## Aim of the task
Set down all of the data exactly as it appears.
* START Input for this task *
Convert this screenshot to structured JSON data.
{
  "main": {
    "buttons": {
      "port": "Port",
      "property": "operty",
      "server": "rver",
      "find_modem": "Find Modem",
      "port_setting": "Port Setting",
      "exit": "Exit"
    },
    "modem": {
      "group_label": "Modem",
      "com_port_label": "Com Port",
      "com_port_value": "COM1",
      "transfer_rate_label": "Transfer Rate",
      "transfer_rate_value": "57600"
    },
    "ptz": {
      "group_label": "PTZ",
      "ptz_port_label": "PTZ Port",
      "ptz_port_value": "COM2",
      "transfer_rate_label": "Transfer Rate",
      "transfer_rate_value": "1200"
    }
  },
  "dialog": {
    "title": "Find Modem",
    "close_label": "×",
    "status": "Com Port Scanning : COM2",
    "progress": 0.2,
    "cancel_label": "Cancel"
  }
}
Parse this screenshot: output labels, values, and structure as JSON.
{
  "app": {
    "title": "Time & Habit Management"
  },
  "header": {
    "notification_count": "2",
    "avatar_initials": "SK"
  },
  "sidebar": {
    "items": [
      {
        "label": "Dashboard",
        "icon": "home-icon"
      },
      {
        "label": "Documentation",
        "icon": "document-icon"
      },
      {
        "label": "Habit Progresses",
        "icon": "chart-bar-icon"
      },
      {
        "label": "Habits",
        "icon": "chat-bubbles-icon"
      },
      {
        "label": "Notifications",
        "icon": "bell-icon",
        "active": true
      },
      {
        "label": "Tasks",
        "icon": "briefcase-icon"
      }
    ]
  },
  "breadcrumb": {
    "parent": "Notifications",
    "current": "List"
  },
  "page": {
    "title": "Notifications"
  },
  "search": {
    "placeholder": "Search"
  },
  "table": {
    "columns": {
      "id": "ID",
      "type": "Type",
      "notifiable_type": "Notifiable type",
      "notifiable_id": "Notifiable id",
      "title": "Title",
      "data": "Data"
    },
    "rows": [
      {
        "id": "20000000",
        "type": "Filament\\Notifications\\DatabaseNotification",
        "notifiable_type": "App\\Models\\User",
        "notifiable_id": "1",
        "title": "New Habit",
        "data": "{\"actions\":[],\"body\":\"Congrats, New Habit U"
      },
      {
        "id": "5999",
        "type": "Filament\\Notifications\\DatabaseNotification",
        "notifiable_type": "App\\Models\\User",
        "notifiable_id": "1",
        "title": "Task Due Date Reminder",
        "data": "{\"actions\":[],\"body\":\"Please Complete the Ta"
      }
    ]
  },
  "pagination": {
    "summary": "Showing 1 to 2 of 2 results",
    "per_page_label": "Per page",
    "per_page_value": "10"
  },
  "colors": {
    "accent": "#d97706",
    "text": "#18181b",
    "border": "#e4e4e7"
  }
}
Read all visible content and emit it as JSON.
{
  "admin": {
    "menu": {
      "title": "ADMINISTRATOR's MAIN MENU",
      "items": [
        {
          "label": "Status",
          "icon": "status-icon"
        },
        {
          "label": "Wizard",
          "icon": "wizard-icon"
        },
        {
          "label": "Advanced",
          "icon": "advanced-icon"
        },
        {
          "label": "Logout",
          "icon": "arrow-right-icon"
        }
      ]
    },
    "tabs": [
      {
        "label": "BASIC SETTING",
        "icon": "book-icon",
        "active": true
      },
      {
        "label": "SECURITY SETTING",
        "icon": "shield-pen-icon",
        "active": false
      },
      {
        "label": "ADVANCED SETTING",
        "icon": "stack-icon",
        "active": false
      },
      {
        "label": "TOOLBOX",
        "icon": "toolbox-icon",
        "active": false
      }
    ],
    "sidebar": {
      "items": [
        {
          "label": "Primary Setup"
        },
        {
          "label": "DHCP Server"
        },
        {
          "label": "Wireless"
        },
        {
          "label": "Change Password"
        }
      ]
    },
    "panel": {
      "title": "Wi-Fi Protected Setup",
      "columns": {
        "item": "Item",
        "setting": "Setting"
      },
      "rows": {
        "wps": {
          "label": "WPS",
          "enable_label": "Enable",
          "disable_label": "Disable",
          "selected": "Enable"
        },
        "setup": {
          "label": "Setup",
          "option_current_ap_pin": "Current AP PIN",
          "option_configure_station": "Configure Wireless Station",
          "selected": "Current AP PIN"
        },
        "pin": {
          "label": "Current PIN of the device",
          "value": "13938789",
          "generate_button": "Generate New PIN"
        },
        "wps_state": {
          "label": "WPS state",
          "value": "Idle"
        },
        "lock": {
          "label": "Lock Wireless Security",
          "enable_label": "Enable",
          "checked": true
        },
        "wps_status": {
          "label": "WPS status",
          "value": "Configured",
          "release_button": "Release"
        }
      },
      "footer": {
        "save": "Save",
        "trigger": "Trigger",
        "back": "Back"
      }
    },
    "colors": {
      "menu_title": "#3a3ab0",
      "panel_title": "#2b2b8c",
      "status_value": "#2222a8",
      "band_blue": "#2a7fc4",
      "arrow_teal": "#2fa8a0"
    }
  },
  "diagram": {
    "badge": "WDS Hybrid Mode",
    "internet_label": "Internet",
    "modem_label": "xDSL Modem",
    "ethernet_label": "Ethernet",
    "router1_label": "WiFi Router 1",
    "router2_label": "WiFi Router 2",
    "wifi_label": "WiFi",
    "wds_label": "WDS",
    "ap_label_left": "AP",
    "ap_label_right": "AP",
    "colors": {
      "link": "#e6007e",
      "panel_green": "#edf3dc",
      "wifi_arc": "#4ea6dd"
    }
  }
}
* END Input for this task *
## Correct answer
Convert this screenshot to structured JSON data.
{
  "main": {
    "buttons": {
      "port": "Port",
      "property": "operty",
      "server": "rver",
      "find_modem": "Find Modem",
      "port_setting": "Port Setting",
      "exit": "Exit"
    },
    "modem": {
      "group_label": "Modem",
      "com_port_label": "Com Port",
      "com_port_value": "COM1",
      "transfer_rate_label": "Transfer Rate",
      "transfer_rate_value": "57600"
    },
    "ptz": {
      "group_label": "PTZ",
      "ptz_port_label": "PTZ Port",
      "ptz_port_value": "COM2",
      "transfer_rate_label": "Transfer Rate",
      "transfer_rate_value": "1200"
    }
  },
  "dialog": {
    "title": "Find Modem",
    "close_label": "×",
    "status": "Com Port Scanning : COM2",
    "progress": 0.2,
    "cancel_label": "Cancel"
  }
}
Parse this screenshot: output labels, values, and structure as JSON.
{
  "app": {
    "title": "Time & Habit Management"
  },
  "header": {
    "notification_count": "2",
    "avatar_initials": "SK"
  },
  "sidebar": {
    "items": [
      {
        "label": "Dashboard",
        "icon": "home-icon"
      },
      {
        "label": "Documentation",
        "icon": "document-icon"
      },
      {
        "label": "Habit Progresses",
        "icon": "chart-bar-icon"
      },
      {
        "label": "Habits",
        "icon": "chat-bubbles-icon"
      },
      {
        "label": "Notifications",
        "icon": "bell-icon",
        "active": true
      },
      {
        "label": "Tasks",
        "icon": "briefcase-icon"
      }
    ]
  },
  "breadcrumb": {
    "parent": "Notifications",
    "current": "List"
  },
  "page": {
    "title": "Notifications"
  },
  "search": {
    "placeholder": "Search"
  },
  "table": {
    "columns": {
      "id": "ID",
      "type": "Type",
      "notifiable_type": "Notifiable type",
      "notifiable_id": "Notifiable id",
      "title": "Title",
      "data": "Data"
    },
    "rows": [
      {
        "id": "20000000",
        "type": "Filament\\Notifications\\DatabaseNotification",
        "notifiable_type": "App\\Models\\User",
        "notifiable_id": "1",
        "title": "New Habit",
        "data": "{\"actions\":[],\"body\":\"Congrats, New Habit U"
      },
      {
        "id": "5999",
        "type": "Filament\\Notifications\\DatabaseNotification",
        "notifiable_type": "App\\Models\\User",
        "notifiable_id": "1",
        "title": "Task Due Date Reminder",
        "data": "{\"actions\":[],\"body\":\"Please Complete the Ta"
      }
    ]
  },
  "pagination": {
    "summary": "Showing 1 to 2 of 2 results",
    "per_page_label": "Per page",
    "per_page_value": "10"
  },
  "colors": {
    "accent": "#d97706",
    "text": "#18181b",
    "border": "#e4e4e7"
  }
}
Read all visible content and emit it as JSON.
{
  "admin": {
    "menu": {
      "title": "ADMINISTRATOR's MAIN MENU",
      "items": [
        {
          "label": "Status",
          "icon": "status-icon"
        },
        {
          "label": "Wizard",
          "icon": "wizard-icon"
        },
        {
          "label": "Advanced",
          "icon": "advanced-icon"
        },
        {
          "label": "Logout",
          "icon": "arrow-right-icon"
        }
      ]
    },
    "tabs": [
      {
        "label": "BASIC SETTING",
        "icon": "book-icon",
        "active": true
      },
      {
        "label": "SECURITY SETTING",
        "icon": "shield-pen-icon",
        "active": false
      },
      {
        "label": "ADVANCED SETTING",
        "icon": "stack-icon",
        "active": false
      },
      {
        "label": "TOOLBOX",
        "icon": "toolbox-icon",
        "active": false
      }
    ],
    "sidebar": {
      "items": [
        {
          "label": "Primary Setup"
        },
        {
          "label": "DHCP Server"
        },
        {
          "label": "Wireless"
        },
        {
          "label": "Change Password"
        }
      ]
    },
    "panel": {
      "title": "Wi-Fi Protected Setup",
      "columns": {
        "item": "Item",
        "setting": "Setting"
      },
      "rows": {
        "wps": {
          "label": "WPS",
          "enable_label": "Enable",
          "disable_label": "Disable",
          "selected": "Enable"
        },
        "setup": {
          "label": "Setup",
          "option_current_ap_pin": "Current AP PIN",
          "option_configure_station": "Configure Wireless Station",
          "selected": "Current AP PIN"
        },
        "pin": {
          "label": "Current PIN of the device",
          "value": "13938789",
          "generate_button": "Generate New PIN"
        },
        "wps_state": {
          "label": "WPS state",
          "value": "Idle"
        },
        "lock": {
          "label": "Lock Wireless Security",
          "enable_label": "Enable",
          "checked": true
        },
        "wps_status": {
          "label": "WPS status",
          "value": "Configured",
          "release_button": "Release"
        }
      },
      "footer": {
        "save": "Save",
        "trigger": "Trigger",
        "back": "Back"
      }
    },
    "colors": {
      "menu_title": "#3a3ab0",
      "panel_title": "#2b2b8c",
      "status_value": "#2222a8",
      "band_blue": "#2a7fc4",
      "arrow_teal": "#2fa8a0"
    }
  },
  "diagram": {
    "badge": "WDS Hybrid Mode",
    "internet_label": "Internet",
    "modem_label": "xDSL Modem",
    "ethernet_label": "Ethernet",
    "router1_label": "WiFi Router 1",
    "router2_label": "WiFi Router 2",
    "wifi_label": "WiFi",
    "wds_label": "WDS",
    "ap_label_left": "AP",
    "ap_label_right": "AP",
    "colors": {
      "link": "#e6007e",
      "panel_green": "#edf3dc",
      "wifi_arc": "#4ea6dd"
    }
  }
}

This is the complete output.